### Extracted records:

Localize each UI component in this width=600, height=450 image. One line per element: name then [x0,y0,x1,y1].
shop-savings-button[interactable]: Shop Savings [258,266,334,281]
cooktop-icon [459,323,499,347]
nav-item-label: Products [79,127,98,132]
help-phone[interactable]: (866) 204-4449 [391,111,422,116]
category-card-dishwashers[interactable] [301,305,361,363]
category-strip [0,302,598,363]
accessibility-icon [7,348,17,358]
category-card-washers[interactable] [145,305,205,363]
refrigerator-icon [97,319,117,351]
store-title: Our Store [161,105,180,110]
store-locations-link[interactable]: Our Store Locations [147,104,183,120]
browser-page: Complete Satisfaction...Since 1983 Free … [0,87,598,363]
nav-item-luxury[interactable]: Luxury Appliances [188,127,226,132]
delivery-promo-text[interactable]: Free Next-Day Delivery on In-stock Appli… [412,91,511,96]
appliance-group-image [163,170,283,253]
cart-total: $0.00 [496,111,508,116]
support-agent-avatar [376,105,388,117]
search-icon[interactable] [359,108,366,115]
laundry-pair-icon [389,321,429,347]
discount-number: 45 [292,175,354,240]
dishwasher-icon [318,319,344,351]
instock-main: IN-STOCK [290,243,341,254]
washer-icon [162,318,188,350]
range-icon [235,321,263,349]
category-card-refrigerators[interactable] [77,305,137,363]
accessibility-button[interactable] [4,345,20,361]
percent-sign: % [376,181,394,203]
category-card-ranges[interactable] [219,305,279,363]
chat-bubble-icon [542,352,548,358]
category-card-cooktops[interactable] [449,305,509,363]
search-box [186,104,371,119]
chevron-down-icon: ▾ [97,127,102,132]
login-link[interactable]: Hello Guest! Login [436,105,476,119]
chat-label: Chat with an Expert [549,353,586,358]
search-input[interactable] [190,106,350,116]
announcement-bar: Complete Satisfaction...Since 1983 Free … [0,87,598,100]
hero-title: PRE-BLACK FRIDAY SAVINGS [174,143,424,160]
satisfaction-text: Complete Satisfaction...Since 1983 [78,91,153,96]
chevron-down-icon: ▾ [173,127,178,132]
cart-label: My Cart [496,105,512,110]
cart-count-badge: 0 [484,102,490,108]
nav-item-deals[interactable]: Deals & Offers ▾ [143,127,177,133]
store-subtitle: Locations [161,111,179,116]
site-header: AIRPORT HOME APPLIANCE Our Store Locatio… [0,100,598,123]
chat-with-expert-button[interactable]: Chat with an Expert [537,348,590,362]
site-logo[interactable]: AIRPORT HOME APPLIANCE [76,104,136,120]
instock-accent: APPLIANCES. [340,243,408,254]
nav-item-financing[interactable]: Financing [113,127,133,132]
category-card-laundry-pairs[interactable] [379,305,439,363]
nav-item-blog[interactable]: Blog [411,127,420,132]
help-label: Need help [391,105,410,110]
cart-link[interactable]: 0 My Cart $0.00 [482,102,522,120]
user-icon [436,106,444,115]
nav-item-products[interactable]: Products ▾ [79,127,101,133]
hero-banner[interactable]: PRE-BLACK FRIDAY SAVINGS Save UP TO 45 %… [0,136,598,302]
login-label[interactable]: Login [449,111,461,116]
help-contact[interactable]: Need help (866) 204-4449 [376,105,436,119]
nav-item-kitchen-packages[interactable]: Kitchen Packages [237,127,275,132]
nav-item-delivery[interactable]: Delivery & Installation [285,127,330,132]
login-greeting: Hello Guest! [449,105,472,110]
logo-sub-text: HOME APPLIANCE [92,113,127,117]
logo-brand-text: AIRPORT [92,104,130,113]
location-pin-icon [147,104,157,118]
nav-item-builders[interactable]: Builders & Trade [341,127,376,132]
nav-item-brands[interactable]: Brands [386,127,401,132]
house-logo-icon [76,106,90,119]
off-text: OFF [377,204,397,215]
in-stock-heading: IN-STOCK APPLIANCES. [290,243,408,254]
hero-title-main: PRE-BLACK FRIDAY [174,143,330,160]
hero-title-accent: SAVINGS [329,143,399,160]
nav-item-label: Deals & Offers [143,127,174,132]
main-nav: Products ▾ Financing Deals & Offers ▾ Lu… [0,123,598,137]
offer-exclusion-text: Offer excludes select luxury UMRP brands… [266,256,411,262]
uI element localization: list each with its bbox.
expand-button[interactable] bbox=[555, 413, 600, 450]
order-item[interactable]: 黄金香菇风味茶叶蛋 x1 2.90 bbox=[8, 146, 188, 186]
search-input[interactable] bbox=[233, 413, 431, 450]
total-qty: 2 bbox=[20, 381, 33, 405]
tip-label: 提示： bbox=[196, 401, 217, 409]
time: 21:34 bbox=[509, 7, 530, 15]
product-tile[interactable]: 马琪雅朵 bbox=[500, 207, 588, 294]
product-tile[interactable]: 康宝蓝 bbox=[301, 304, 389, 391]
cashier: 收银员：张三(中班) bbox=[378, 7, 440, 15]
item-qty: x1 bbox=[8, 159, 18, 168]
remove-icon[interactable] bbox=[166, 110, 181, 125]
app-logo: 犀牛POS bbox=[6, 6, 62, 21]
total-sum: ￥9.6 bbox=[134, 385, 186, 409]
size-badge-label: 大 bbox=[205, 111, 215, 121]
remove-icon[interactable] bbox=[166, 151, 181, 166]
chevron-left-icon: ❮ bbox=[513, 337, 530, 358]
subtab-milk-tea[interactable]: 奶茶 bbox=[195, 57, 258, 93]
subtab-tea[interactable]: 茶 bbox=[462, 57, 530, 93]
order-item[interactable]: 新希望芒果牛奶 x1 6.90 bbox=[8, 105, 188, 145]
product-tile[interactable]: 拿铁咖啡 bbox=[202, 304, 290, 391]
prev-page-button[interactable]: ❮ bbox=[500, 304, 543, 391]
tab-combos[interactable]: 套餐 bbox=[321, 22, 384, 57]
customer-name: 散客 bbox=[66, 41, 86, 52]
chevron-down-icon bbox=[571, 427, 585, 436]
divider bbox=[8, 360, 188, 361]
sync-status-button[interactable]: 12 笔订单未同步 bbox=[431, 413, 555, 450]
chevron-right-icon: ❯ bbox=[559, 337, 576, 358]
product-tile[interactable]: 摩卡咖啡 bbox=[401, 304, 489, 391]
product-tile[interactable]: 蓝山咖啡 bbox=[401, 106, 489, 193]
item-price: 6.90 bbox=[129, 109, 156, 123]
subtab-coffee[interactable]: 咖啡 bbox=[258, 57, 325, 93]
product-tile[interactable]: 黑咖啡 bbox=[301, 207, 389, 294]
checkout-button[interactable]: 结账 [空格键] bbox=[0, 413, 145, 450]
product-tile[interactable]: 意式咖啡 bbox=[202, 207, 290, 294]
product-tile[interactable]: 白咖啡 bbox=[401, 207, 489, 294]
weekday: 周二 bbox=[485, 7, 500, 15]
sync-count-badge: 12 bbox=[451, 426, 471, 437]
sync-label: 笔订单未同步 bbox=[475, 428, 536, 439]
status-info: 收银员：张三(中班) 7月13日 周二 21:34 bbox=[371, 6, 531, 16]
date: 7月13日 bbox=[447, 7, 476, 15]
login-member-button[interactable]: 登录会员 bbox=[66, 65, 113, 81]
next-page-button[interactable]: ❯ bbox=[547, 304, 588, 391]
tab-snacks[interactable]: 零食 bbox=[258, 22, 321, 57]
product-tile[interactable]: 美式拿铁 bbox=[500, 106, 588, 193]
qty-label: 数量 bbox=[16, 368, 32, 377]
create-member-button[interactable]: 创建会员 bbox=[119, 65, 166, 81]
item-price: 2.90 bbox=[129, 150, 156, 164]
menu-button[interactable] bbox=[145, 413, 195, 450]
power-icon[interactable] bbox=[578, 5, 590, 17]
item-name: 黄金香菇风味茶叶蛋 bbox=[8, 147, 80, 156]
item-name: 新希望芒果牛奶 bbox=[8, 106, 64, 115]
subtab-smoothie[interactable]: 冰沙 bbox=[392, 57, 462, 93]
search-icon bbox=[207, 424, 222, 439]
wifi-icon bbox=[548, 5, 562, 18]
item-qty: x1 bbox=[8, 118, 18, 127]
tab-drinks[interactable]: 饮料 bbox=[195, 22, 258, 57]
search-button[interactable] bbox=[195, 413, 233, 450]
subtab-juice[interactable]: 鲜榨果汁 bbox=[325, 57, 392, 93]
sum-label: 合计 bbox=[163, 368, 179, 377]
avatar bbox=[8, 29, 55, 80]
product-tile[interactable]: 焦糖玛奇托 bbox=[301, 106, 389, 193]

### GOAL OF THE EXERCISE:
Copy the rows above word for word, from the first row through the row containing "discount-number: 45 [292,175,354,240]".

### ANSWER TO THE PROBLEM:
Localize each UI component in this width=600, height=450 image. One line per element: name then [x0,y0,x1,y1].
shop-savings-button[interactable]: Shop Savings [258,266,334,281]
cooktop-icon [459,323,499,347]
nav-item-label: Products [79,127,98,132]
help-phone[interactable]: (866) 204-4449 [391,111,422,116]
category-card-dishwashers[interactable] [301,305,361,363]
category-strip [0,302,598,363]
accessibility-icon [7,348,17,358]
category-card-washers[interactable] [145,305,205,363]
refrigerator-icon [97,319,117,351]
store-title: Our Store [161,105,180,110]
store-locations-link[interactable]: Our Store Locations [147,104,183,120]
browser-page: Complete Satisfaction...Since 1983 Free … [0,87,598,363]
nav-item-luxury[interactable]: Luxury Appliances [188,127,226,132]
delivery-promo-text[interactable]: Free Next-Day Delivery on In-stock Appli… [412,91,511,96]
appliance-group-image [163,170,283,253]
cart-total: $0.00 [496,111,508,116]
support-agent-avatar [376,105,388,117]
search-icon[interactable] [359,108,366,115]
laundry-pair-icon [389,321,429,347]
discount-number: 45 [292,175,354,240]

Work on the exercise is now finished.